The problem: Would you transcribe the whole listing exactly, minus its pictures?

Items from a data source:

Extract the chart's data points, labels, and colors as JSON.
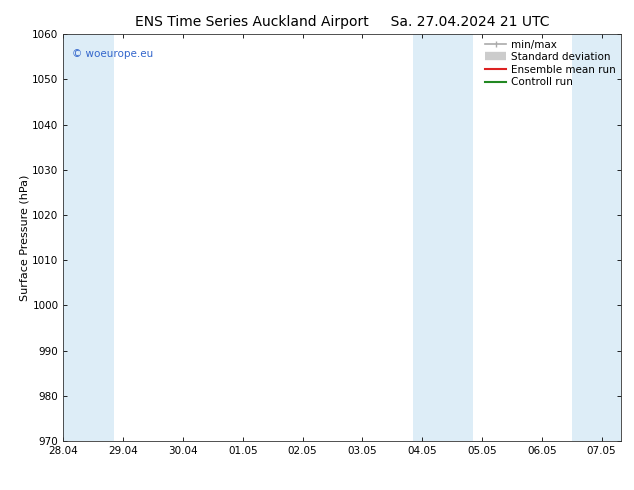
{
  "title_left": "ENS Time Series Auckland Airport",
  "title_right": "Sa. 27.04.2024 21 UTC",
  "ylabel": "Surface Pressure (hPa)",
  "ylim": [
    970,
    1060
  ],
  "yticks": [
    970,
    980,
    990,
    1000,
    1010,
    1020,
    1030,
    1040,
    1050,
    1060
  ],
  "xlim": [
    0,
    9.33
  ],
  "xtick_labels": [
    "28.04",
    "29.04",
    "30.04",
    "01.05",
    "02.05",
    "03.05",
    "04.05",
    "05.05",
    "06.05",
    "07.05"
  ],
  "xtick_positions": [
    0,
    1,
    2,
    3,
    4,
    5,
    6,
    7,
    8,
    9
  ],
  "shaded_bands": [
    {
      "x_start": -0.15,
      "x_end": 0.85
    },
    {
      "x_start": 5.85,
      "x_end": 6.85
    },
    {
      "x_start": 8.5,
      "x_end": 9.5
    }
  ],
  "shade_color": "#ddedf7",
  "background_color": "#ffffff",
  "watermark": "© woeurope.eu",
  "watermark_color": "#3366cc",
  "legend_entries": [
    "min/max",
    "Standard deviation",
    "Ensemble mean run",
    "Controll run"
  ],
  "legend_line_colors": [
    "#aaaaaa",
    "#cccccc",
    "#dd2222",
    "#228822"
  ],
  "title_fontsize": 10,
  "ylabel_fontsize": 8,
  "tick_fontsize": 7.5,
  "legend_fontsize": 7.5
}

Task answer:
Extract the chart's data points, labels, and colors as JSON.
{
  "title_left": "ENS Time Series Auckland Airport",
  "title_right": "Sa. 27.04.2024 21 UTC",
  "ylabel": "Surface Pressure (hPa)",
  "ylim": [
    970,
    1060
  ],
  "yticks": [
    970,
    980,
    990,
    1000,
    1010,
    1020,
    1030,
    1040,
    1050,
    1060
  ],
  "xlim": [
    0,
    9.33
  ],
  "xtick_labels": [
    "28.04",
    "29.04",
    "30.04",
    "01.05",
    "02.05",
    "03.05",
    "04.05",
    "05.05",
    "06.05",
    "07.05"
  ],
  "xtick_positions": [
    0,
    1,
    2,
    3,
    4,
    5,
    6,
    7,
    8,
    9
  ],
  "shaded_bands": [
    {
      "x_start": -0.15,
      "x_end": 0.85
    },
    {
      "x_start": 5.85,
      "x_end": 6.85
    },
    {
      "x_start": 8.5,
      "x_end": 9.5
    }
  ],
  "shade_color": "#ddedf7",
  "background_color": "#ffffff",
  "watermark": "© woeurope.eu",
  "watermark_color": "#3366cc",
  "legend_entries": [
    "min/max",
    "Standard deviation",
    "Ensemble mean run",
    "Controll run"
  ],
  "legend_line_colors": [
    "#aaaaaa",
    "#cccccc",
    "#dd2222",
    "#228822"
  ],
  "title_fontsize": 10,
  "ylabel_fontsize": 8,
  "tick_fontsize": 7.5,
  "legend_fontsize": 7.5
}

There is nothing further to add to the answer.